■ AIM OF THE TASK
Output each line of the material exactly as it stands.

Begin SUPPLIED MATERIAL

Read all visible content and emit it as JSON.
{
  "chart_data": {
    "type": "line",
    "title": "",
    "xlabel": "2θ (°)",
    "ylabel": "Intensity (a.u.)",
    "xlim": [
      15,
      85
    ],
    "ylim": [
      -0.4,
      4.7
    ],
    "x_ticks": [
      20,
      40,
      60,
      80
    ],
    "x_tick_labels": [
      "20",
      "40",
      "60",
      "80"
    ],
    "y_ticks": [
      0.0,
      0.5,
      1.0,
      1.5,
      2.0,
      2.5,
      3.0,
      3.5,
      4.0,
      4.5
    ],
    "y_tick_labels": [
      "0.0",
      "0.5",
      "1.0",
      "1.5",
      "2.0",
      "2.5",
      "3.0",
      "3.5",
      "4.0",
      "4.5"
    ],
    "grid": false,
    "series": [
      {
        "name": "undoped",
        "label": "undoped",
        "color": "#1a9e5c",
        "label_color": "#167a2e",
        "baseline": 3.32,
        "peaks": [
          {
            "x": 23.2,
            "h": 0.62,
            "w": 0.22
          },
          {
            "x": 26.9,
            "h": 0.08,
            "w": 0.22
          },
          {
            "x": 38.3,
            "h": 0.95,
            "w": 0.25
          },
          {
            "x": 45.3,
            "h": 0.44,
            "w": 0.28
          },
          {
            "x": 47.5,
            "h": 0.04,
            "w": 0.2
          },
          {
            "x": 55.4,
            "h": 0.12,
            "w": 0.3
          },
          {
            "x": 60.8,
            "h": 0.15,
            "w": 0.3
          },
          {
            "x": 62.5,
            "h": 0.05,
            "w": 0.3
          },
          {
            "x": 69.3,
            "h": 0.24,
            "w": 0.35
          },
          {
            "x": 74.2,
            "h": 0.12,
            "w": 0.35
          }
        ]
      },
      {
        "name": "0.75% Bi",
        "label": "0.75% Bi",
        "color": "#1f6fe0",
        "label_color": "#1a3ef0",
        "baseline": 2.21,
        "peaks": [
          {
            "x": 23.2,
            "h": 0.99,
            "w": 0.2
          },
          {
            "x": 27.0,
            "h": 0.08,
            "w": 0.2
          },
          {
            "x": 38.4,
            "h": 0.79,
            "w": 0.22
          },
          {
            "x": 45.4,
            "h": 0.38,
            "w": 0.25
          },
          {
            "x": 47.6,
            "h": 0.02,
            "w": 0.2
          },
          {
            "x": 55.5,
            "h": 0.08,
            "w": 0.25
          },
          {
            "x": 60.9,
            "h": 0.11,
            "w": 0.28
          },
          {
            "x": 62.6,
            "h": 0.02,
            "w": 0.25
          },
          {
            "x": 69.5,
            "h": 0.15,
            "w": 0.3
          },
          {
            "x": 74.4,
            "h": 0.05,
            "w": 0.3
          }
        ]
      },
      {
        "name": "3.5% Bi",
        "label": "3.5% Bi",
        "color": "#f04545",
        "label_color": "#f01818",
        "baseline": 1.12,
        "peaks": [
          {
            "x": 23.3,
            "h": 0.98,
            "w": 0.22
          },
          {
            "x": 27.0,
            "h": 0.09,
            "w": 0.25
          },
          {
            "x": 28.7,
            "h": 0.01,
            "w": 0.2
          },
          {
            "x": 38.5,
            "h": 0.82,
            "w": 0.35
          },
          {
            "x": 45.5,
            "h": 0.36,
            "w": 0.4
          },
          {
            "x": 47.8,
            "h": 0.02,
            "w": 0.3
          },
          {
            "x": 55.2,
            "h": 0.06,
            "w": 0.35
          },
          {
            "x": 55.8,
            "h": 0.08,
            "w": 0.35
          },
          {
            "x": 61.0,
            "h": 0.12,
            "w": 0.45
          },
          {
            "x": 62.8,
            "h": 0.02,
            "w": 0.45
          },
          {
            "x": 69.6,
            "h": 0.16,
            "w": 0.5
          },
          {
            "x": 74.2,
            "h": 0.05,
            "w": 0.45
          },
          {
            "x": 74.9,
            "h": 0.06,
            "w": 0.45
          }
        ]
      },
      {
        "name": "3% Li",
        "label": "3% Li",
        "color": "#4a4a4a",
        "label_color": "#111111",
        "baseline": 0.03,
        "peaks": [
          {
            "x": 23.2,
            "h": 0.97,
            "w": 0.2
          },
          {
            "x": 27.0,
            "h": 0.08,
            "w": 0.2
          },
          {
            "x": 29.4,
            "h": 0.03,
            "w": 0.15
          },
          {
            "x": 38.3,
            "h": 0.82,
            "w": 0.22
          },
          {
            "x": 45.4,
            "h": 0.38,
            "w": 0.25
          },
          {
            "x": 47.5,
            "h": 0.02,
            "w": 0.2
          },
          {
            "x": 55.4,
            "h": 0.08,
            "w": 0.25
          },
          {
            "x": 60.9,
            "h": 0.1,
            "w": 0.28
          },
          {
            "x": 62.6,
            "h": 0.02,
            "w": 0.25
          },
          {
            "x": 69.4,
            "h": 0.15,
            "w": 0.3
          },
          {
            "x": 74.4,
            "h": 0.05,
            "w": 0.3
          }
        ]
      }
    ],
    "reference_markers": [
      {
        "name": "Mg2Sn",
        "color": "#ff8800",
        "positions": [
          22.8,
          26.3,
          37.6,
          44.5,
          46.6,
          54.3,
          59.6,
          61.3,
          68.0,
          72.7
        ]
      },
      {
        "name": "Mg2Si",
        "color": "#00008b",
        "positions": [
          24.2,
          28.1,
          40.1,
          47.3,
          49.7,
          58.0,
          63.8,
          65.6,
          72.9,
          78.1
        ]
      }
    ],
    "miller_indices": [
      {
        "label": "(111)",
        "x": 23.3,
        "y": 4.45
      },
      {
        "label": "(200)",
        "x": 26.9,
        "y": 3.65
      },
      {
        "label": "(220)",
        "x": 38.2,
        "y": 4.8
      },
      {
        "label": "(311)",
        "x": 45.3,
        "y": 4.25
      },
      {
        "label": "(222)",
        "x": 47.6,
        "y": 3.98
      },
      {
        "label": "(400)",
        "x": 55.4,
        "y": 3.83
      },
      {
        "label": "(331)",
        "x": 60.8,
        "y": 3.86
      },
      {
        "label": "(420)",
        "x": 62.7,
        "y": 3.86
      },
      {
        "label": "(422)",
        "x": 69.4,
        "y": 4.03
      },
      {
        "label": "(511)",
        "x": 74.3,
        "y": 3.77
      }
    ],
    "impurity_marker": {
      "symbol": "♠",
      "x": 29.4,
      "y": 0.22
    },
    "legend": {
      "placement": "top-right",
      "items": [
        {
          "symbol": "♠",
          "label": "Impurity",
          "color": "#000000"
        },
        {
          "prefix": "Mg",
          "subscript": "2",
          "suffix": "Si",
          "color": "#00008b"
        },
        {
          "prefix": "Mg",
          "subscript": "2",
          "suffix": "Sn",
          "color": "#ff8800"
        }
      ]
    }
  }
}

End SUPPLIED MATERIAL

■ OUTPUT OF THE TASK
Read all visible content and emit it as JSON.
{
  "chart_data": {
    "type": "line",
    "title": "",
    "xlabel": "2θ (°)",
    "ylabel": "Intensity (a.u.)",
    "xlim": [
      15,
      85
    ],
    "ylim": [
      -0.4,
      4.7
    ],
    "x_ticks": [
      20,
      40,
      60,
      80
    ],
    "x_tick_labels": [
      "20",
      "40",
      "60",
      "80"
    ],
    "y_ticks": [
      0.0,
      0.5,
      1.0,
      1.5,
      2.0,
      2.5,
      3.0,
      3.5,
      4.0,
      4.5
    ],
    "y_tick_labels": [
      "0.0",
      "0.5",
      "1.0",
      "1.5",
      "2.0",
      "2.5",
      "3.0",
      "3.5",
      "4.0",
      "4.5"
    ],
    "grid": false,
    "series": [
      {
        "name": "undoped",
        "label": "undoped",
        "color": "#1a9e5c",
        "label_color": "#167a2e",
        "baseline": 3.32,
        "peaks": [
          {
            "x": 23.2,
            "h": 0.62,
            "w": 0.22
          },
          {
            "x": 26.9,
            "h": 0.08,
            "w": 0.22
          },
          {
            "x": 38.3,
            "h": 0.95,
            "w": 0.25
          },
          {
            "x": 45.3,
            "h": 0.44,
            "w": 0.28
          },
          {
            "x": 47.5,
            "h": 0.04,
            "w": 0.2
          },
          {
            "x": 55.4,
            "h": 0.12,
            "w": 0.3
          },
          {
            "x": 60.8,
            "h": 0.15,
            "w": 0.3
          },
          {
            "x": 62.5,
            "h": 0.05,
            "w": 0.3
          },
          {
            "x": 69.3,
            "h": 0.24,
            "w": 0.35
          },
          {
            "x": 74.2,
            "h": 0.12,
            "w": 0.35
          }
        ]
      },
      {
        "name": "0.75% Bi",
        "label": "0.75% Bi",
        "color": "#1f6fe0",
        "label_color": "#1a3ef0",
        "baseline": 2.21,
        "peaks": [
          {
            "x": 23.2,
            "h": 0.99,
            "w": 0.2
          },
          {
            "x": 27.0,
            "h": 0.08,
            "w": 0.2
          },
          {
            "x": 38.4,
            "h": 0.79,
            "w": 0.22
          },
          {
            "x": 45.4,
            "h": 0.38,
            "w": 0.25
          },
          {
            "x": 47.6,
            "h": 0.02,
            "w": 0.2
          },
          {
            "x": 55.5,
            "h": 0.08,
            "w": 0.25
          },
          {
            "x": 60.9,
            "h": 0.11,
            "w": 0.28
          },
          {
            "x": 62.6,
            "h": 0.02,
            "w": 0.25
          },
          {
            "x": 69.5,
            "h": 0.15,
            "w": 0.3
          },
          {
            "x": 74.4,
            "h": 0.05,
            "w": 0.3
          }
        ]
      },
      {
        "name": "3.5% Bi",
        "label": "3.5% Bi",
        "color": "#f04545",
        "label_color": "#f01818",
        "baseline": 1.12,
        "peaks": [
          {
            "x": 23.3,
            "h": 0.98,
            "w": 0.22
          },
          {
            "x": 27.0,
            "h": 0.09,
            "w": 0.25
          },
          {
            "x": 28.7,
            "h": 0.01,
            "w": 0.2
          },
          {
            "x": 38.5,
            "h": 0.82,
            "w": 0.35
          },
          {
            "x": 45.5,
            "h": 0.36,
            "w": 0.4
          },
          {
            "x": 47.8,
            "h": 0.02,
            "w": 0.3
          },
          {
            "x": 55.2,
            "h": 0.06,
            "w": 0.35
          },
          {
            "x": 55.8,
            "h": 0.08,
            "w": 0.35
          },
          {
            "x": 61.0,
            "h": 0.12,
            "w": 0.45
          },
          {
            "x": 62.8,
            "h": 0.02,
            "w": 0.45
          },
          {
            "x": 69.6,
            "h": 0.16,
            "w": 0.5
          },
          {
            "x": 74.2,
            "h": 0.05,
            "w": 0.45
          },
          {
            "x": 74.9,
            "h": 0.06,
            "w": 0.45
          }
        ]
      },
      {
        "name": "3% Li",
        "label": "3% Li",
        "color": "#4a4a4a",
        "label_color": "#111111",
        "baseline": 0.03,
        "peaks": [
          {
            "x": 23.2,
            "h": 0.97,
            "w": 0.2
          },
          {
            "x": 27.0,
            "h": 0.08,
            "w": 0.2
          },
          {
            "x": 29.4,
            "h": 0.03,
            "w": 0.15
          },
          {
            "x": 38.3,
            "h": 0.82,
            "w": 0.22
          },
          {
            "x": 45.4,
            "h": 0.38,
            "w": 0.25
          },
          {
            "x": 47.5,
            "h": 0.02,
            "w": 0.2
          },
          {
            "x": 55.4,
            "h": 0.08,
            "w": 0.25
          },
          {
            "x": 60.9,
            "h": 0.1,
            "w": 0.28
          },
          {
            "x": 62.6,
            "h": 0.02,
            "w": 0.25
          },
          {
            "x": 69.4,
            "h": 0.15,
            "w": 0.3
          },
          {
            "x": 74.4,
            "h": 0.05,
            "w": 0.3
          }
        ]
      }
    ],
    "reference_markers": [
      {
        "name": "Mg2Sn",
        "color": "#ff8800",
        "positions": [
          22.8,
          26.3,
          37.6,
          44.5,
          46.6,
          54.3,
          59.6,
          61.3,
          68.0,
          72.7
        ]
      },
      {
        "name": "Mg2Si",
        "color": "#00008b",
        "positions": [
          24.2,
          28.1,
          40.1,
          47.3,
          49.7,
          58.0,
          63.8,
          65.6,
          72.9,
          78.1
        ]
      }
    ],
    "miller_indices": [
      {
        "label": "(111)",
        "x": 23.3,
        "y": 4.45
      },
      {
        "label": "(200)",
        "x": 26.9,
        "y": 3.65
      },
      {
        "label": "(220)",
        "x": 38.2,
        "y": 4.8
      },
      {
        "label": "(311)",
        "x": 45.3,
        "y": 4.25
      },
      {
        "label": "(222)",
        "x": 47.6,
        "y": 3.98
      },
      {
        "label": "(400)",
        "x": 55.4,
        "y": 3.83
      },
      {
        "label": "(331)",
        "x": 60.8,
        "y": 3.86
      },
      {
        "label": "(420)",
        "x": 62.7,
        "y": 3.86
      },
      {
        "label": "(422)",
        "x": 69.4,
        "y": 4.03
      },
      {
        "label": "(511)",
        "x": 74.3,
        "y": 3.77
      }
    ],
    "impurity_marker": {
      "symbol": "♠",
      "x": 29.4,
      "y": 0.22
    },
    "legend": {
      "placement": "top-right",
      "items": [
        {
          "symbol": "♠",
          "label": "Impurity",
          "color": "#000000"
        },
        {
          "prefix": "Mg",
          "subscript": "2",
          "suffix": "Si",
          "color": "#00008b"
        },
        {
          "prefix": "Mg",
          "subscript": "2",
          "suffix": "Sn",
          "color": "#ff8800"
        }
      ]
    }
  }
}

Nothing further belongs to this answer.